- [WHAT THIS TASK INVOLVES]
From the records below, pick out each line containing the word "respectively" and copy those lines in full.

- [MATERIAL]

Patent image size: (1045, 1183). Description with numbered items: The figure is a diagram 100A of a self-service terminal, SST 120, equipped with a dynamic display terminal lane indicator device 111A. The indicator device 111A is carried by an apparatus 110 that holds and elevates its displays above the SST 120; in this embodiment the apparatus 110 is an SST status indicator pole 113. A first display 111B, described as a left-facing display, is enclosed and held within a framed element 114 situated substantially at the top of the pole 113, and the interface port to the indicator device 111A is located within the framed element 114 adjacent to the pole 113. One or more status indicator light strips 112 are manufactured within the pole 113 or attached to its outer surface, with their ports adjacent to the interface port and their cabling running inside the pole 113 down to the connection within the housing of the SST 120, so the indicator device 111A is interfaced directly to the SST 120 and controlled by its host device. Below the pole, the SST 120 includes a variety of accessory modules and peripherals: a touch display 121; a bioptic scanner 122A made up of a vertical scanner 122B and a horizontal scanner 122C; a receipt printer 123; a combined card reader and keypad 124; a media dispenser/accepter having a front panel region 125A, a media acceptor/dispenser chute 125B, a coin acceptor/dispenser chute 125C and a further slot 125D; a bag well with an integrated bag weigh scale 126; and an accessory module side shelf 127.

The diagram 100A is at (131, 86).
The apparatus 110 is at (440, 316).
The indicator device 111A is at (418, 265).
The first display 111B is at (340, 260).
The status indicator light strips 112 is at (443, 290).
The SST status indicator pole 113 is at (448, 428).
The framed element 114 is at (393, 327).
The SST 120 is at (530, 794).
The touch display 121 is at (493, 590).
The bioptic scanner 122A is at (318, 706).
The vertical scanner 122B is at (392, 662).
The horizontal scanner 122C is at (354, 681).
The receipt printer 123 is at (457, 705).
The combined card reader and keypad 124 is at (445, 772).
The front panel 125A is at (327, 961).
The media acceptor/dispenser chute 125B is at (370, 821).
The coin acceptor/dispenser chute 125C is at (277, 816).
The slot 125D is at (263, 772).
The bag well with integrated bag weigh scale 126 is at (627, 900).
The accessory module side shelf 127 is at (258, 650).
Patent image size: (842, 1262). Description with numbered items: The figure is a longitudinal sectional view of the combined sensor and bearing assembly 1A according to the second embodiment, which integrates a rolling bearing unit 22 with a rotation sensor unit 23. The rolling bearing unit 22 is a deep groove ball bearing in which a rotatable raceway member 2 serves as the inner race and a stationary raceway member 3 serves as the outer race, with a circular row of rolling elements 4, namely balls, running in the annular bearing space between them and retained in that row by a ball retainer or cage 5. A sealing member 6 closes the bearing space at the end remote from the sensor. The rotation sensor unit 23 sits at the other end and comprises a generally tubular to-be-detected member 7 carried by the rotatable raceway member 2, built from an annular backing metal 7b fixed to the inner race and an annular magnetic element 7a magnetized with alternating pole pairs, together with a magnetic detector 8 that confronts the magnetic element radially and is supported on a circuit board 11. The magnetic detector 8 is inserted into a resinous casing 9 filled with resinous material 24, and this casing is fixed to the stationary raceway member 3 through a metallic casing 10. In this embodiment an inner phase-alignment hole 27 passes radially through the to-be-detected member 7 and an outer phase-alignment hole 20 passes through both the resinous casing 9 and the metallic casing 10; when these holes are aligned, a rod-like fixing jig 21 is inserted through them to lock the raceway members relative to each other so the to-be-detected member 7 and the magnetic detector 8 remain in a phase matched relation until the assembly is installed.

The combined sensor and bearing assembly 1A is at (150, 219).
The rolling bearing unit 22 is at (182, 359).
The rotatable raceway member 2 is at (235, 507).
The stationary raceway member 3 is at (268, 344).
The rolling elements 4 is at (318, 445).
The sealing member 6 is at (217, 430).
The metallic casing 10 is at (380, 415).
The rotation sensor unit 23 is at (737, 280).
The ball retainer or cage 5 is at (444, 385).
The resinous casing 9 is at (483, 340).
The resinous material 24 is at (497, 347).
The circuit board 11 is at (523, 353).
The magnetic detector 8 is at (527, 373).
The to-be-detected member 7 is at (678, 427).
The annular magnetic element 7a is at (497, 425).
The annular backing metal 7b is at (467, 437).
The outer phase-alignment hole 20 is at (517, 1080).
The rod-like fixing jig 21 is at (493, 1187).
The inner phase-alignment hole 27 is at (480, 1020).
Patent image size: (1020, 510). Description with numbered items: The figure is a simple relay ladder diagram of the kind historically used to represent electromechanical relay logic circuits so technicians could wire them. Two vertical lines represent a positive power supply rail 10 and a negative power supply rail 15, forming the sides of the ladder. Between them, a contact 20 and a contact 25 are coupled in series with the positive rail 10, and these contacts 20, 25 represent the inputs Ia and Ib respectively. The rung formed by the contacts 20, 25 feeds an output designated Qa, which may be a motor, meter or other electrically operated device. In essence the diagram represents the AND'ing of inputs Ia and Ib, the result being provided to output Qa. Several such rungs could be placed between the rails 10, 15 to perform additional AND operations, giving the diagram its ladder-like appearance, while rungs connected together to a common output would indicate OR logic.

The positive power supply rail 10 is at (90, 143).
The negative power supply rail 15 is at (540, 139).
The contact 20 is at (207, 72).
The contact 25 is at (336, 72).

- [OUTPUT FOR THIS TASK]
Patent image size: (1020, 510). Description with numbered items: The figure is a simple relay ladder diagram of the kind historically used to represent electromechanical relay logic circuits so technicians could wire them. Two vertical lines represent a positive power supply rail 10 and a negative power supply rail 15, forming the sides of the ladder. Between them, a contact 20 and a contact 25 are coupled in series with the positive rail 10, and these contacts 20, 25 represent the inputs Ia and Ib respectively. The rung formed by the contacts 20, 25 feeds an output designated Qa, which may be a motor, meter or other electrically operated device. In essence the diagram represents the AND'ing of inputs Ia and Ib, the result being provided to output Qa. Several such rungs could be placed between the rails 10, 15 to perform additional AND operations, giving the diagram its ladder-like appearance, while rungs connected together to a common output would indicate OR logic.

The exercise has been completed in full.